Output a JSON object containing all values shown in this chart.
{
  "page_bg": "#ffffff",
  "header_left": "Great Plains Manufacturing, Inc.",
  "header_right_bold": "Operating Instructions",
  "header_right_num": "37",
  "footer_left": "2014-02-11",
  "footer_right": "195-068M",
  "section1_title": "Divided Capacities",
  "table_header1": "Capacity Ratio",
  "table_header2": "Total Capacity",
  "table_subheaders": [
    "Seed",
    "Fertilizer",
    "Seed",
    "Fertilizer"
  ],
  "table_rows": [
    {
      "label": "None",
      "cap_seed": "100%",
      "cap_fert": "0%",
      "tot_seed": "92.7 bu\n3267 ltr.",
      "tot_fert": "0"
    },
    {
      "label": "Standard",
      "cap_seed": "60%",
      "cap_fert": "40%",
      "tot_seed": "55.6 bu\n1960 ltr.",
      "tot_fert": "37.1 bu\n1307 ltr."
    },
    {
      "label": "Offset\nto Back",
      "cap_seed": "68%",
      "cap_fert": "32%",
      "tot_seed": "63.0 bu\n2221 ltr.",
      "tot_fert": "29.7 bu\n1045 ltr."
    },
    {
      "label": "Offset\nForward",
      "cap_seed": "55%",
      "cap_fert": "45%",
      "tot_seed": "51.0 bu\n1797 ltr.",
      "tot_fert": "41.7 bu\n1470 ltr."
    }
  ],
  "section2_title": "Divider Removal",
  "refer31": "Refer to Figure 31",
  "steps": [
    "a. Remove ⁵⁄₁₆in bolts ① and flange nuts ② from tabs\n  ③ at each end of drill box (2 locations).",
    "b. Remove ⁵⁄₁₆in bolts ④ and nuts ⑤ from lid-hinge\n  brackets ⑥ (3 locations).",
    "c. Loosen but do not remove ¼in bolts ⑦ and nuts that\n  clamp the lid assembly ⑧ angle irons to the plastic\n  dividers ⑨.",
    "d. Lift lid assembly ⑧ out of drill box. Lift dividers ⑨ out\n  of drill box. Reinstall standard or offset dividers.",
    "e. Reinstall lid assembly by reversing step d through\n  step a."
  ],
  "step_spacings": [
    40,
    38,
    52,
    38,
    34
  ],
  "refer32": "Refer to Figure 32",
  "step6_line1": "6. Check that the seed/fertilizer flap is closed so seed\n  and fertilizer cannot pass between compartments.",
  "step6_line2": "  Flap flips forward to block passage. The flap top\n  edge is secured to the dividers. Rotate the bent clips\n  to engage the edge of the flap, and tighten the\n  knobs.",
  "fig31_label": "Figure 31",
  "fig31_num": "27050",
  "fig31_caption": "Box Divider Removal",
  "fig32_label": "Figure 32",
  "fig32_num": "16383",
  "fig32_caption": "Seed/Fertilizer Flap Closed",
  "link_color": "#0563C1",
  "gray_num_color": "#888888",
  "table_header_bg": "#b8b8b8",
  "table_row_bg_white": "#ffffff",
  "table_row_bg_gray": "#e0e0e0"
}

────────

Aim of the exercise> Copy every line of the data that holds the string "drill".

Response to this exercise>
    "a. Remove ⁵⁄₁₆in bolts ① and flange nuts ② from tabs\n  ③ at each end of drill box (2 locations).",
    "d. Lift lid assembly ⑧ out of drill box. Lift dividers ⑨ out\n  of drill box. Reinstall standard or offset dividers.",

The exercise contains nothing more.